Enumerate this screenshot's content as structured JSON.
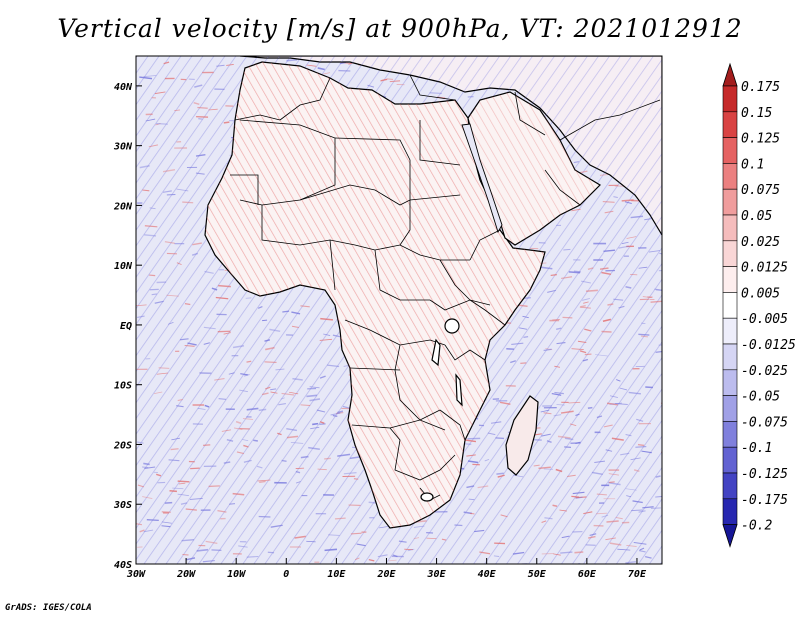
{
  "title": "Vertical velocity [m/s] at 900hPa, VT: 2021012912",
  "credit": "GrADS: IGES/COLA",
  "axes": {
    "lon_labels": [
      "30W",
      "20W",
      "10W",
      "0",
      "10E",
      "20E",
      "30E",
      "40E",
      "50E",
      "60E",
      "70E"
    ],
    "lat_labels": [
      "40N",
      "30N",
      "20N",
      "10N",
      "EQ",
      "10S",
      "20S",
      "30S",
      "40S"
    ],
    "lon_range": [
      -30,
      75
    ],
    "lat_range": [
      -40,
      45
    ]
  },
  "colorbar": {
    "labels": [
      "0.175",
      "0.15",
      "0.125",
      "0.1",
      "0.075",
      "0.05",
      "0.025",
      "0.0125",
      "0.005",
      "-0.005",
      "-0.0125",
      "-0.025",
      "-0.05",
      "-0.075",
      "-0.1",
      "-0.125",
      "-0.175",
      "-0.2"
    ],
    "colors": [
      "#a31d1d",
      "#c62a2a",
      "#d94343",
      "#e56262",
      "#eb8080",
      "#f09d9d",
      "#f5bcbc",
      "#f9d6d6",
      "#fdeeee",
      "#ffffff",
      "#eeeefb",
      "#d5d5f4",
      "#bcbcee",
      "#a0a0e6",
      "#8080dd",
      "#6262d2",
      "#4343c3",
      "#2727b0",
      "#161696"
    ]
  },
  "field_colors": {
    "ocean_background": "#e7e8f7",
    "land_background": "#fbf5f5",
    "upward": "#e46a6a",
    "downward": "#7070dc",
    "coastline": "#000000"
  }
}
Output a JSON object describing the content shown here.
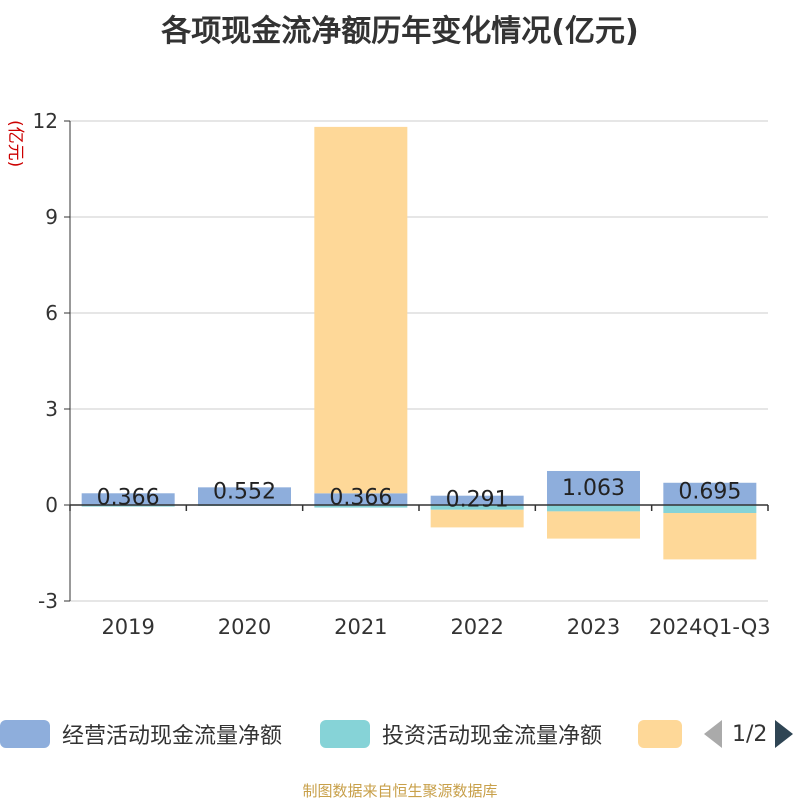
{
  "title": "各项现金流净额历年变化情况(亿元)",
  "y_unit": "(亿元)",
  "source": "制图数据来自恒生聚源数据库",
  "pager": "1/2",
  "colors": {
    "operating": "#8eaedc",
    "investing": "#86d3d7",
    "financing": "#fed898",
    "grid": "#cccccc",
    "axis": "#333333"
  },
  "chart_data": {
    "type": "bar",
    "stacked": true,
    "categories": [
      "2019",
      "2020",
      "2021",
      "2022",
      "2023",
      "2024Q1-Q3"
    ],
    "ylim": [
      -3,
      12
    ],
    "yticks": [
      -3,
      0,
      3,
      6,
      9,
      12
    ],
    "series": [
      {
        "name": "经营活动现金流量净额",
        "values": [
          0.366,
          0.552,
          0.366,
          0.291,
          1.063,
          0.695
        ],
        "labels": [
          "0.366",
          "0.552",
          "0.366",
          "0.291",
          "1.063",
          "0.695"
        ]
      },
      {
        "name": "投资活动现金流量净额",
        "values": [
          -0.05,
          -0.03,
          -0.08,
          -0.15,
          -0.2,
          -0.25
        ]
      },
      {
        "name": "",
        "values": [
          0.0,
          0.0,
          11.45,
          -0.55,
          -0.85,
          -1.45
        ]
      }
    ],
    "legend_position": "bottom"
  }
}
==*==
**Exercise details:** Locate and copy each line in the data above that includes the word "title".

**Response:**
  "title": "Vertical velocity [m/s] at 900hPa, VT: 2021012912",
  "title": "各项现金流净额历年变化情况(亿元)",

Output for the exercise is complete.